─── EXCERPTED RECORDS
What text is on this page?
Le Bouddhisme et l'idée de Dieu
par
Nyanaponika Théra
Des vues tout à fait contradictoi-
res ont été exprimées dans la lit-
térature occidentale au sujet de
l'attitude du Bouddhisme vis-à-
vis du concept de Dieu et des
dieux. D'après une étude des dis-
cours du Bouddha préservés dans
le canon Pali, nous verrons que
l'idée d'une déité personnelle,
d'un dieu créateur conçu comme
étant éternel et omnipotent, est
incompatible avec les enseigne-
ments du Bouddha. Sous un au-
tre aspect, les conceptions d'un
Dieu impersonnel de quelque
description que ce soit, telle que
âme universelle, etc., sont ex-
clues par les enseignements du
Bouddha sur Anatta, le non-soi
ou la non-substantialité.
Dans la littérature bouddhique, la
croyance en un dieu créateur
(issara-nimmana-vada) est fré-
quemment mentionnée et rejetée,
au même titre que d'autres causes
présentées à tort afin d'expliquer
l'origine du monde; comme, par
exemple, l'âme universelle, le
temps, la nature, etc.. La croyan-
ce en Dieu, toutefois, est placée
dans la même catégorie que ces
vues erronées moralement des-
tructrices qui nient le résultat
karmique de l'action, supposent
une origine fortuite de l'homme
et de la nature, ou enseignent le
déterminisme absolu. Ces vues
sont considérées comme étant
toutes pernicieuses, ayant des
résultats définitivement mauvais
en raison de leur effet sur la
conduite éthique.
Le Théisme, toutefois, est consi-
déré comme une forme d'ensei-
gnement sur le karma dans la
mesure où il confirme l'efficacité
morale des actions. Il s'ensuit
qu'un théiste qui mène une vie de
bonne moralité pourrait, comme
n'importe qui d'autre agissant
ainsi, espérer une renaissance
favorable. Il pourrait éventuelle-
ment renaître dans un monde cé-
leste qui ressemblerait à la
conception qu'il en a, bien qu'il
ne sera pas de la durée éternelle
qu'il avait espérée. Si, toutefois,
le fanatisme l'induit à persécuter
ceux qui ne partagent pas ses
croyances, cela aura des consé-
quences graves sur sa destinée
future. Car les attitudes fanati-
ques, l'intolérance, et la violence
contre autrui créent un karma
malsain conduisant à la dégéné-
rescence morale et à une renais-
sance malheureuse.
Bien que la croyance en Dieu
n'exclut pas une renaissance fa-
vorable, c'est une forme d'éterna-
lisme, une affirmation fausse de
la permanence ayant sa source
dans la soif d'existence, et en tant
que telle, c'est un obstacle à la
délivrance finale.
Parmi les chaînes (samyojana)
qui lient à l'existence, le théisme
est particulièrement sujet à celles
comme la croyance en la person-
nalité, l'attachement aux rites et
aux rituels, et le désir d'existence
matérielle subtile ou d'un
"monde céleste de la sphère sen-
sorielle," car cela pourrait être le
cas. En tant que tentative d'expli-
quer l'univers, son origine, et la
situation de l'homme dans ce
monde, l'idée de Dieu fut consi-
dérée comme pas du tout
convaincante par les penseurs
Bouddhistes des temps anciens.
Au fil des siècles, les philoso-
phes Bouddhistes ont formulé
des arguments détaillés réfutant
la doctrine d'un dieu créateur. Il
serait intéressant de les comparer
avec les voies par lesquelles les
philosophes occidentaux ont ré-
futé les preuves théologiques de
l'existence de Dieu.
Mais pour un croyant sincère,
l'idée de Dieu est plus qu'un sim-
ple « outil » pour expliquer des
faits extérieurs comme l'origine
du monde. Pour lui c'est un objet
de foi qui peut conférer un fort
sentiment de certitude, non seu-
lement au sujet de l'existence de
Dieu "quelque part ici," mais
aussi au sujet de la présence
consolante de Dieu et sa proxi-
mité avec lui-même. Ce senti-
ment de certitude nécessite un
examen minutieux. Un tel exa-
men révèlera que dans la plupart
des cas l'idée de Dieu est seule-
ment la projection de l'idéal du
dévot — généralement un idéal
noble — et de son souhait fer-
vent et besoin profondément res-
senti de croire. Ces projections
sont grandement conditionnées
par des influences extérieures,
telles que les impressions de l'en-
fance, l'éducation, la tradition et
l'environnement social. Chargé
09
──────
> INSTRUCTION:
Set down the listing in full, keeping every word exactly as it is.

> EXERCISE RESPONSE:
What text is on this page?
Le Bouddhisme et l'idée de Dieu
par
Nyanaponika Théra
Des vues tout à fait contradictoi-
res ont été exprimées dans la lit-
térature occidentale au sujet de
l'attitude du Bouddhisme vis-à-
vis du concept de Dieu et des
dieux. D'après une étude des dis-
cours du Bouddha préservés dans
le canon Pali, nous verrons que
l'idée d'une déité personnelle,
d'un dieu créateur conçu comme
étant éternel et omnipotent, est
incompatible avec les enseigne-
ments du Bouddha. Sous un au-
tre aspect, les conceptions d'un
Dieu impersonnel de quelque
description que ce soit, telle que
âme universelle, etc., sont ex-
clues par les enseignements du
Bouddha sur Anatta, le non-soi
ou la non-substantialité.
Dans la littérature bouddhique, la
croyance en un dieu créateur
(issara-nimmana-vada) est fré-
quemment mentionnée et rejetée,
au même titre que d'autres causes
présentées à tort afin d'expliquer
l'origine du monde; comme, par
exemple, l'âme universelle, le
temps, la nature, etc.. La croyan-
ce en Dieu, toutefois, est placée
dans la même catégorie que ces
vues erronées moralement des-
tructrices qui nient le résultat
karmique de l'action, supposent
une origine fortuite de l'homme
et de la nature, ou enseignent le
déterminisme absolu. Ces vues
sont considérées comme étant
toutes pernicieuses, ayant des
résultats définitivement mauvais
en raison de leur effet sur la
conduite éthique.
Le Théisme, toutefois, est consi-
déré comme une forme d'ensei-
gnement sur le karma dans la
mesure où il confirme l'efficacité
morale des actions. Il s'ensuit
qu'un théiste qui mène une vie de
bonne moralité pourrait, comme
n'importe qui d'autre agissant
ainsi, espérer une renaissance
favorable. Il pourrait éventuelle-
ment renaître dans un monde cé-
leste qui ressemblerait à la
conception qu'il en a, bien qu'il
ne sera pas de la durée éternelle
qu'il avait espérée. Si, toutefois,
le fanatisme l'induit à persécuter
ceux qui ne partagent pas ses
croyances, cela aura des consé-
quences graves sur sa destinée
future. Car les attitudes fanati-
ques, l'intolérance, et la violence
contre autrui créent un karma
malsain conduisant à la dégéné-
rescence morale et à une renais-
sance malheureuse.
Bien que la croyance en Dieu
n'exclut pas une renaissance fa-
vorable, c'est une forme d'éterna-
lisme, une affirmation fausse de
la permanence ayant sa source
dans la soif d'existence, et en tant
que telle, c'est un obstacle à la
délivrance finale.
Parmi les chaînes (samyojana)
qui lient à l'existence, le théisme
est particulièrement sujet à celles
comme la croyance en la person-
nalité, l'attachement aux rites et
aux rituels, et le désir d'existence
matérielle subtile ou d'un
"monde céleste de la sphère sen-
sorielle," car cela pourrait être le
cas. En tant que tentative d'expli-
quer l'univers, son origine, et la
situation de l'homme dans ce
monde, l'idée de Dieu fut consi-
dérée comme pas du tout
convaincante par les penseurs
Bouddhistes des temps anciens.
Au fil des siècles, les philoso-
phes Bouddhistes ont formulé
des arguments détaillés réfutant
la doctrine d'un dieu créateur. Il
serait intéressant de les comparer
avec les voies par lesquelles les
philosophes occidentaux ont ré-
futé les preuves théologiques de
l'existence de Dieu.
Mais pour un croyant sincère,
l'idée de Dieu est plus qu'un sim-
ple « outil » pour expliquer des
faits extérieurs comme l'origine
du monde. Pour lui c'est un objet
de foi qui peut conférer un fort
sentiment de certitude, non seu-
lement au sujet de l'existence de
Dieu "quelque part ici," mais
aussi au sujet de la présence
consolante de Dieu et sa proxi-
mité avec lui-même. Ce senti-
ment de certitude nécessite un
examen minutieux. Un tel exa-
men révèlera que dans la plupart
des cas l'idée de Dieu est seule-
ment la projection de l'idéal du
dévot — généralement un idéal
noble — et de son souhait fer-
vent et besoin profondément res-
senti de croire. Ces projections
sont grandement conditionnées
par des influences extérieures,
telles que les impressions de l'en-
fance, l'éducation, la tradition et
l'environnement social. Chargé
09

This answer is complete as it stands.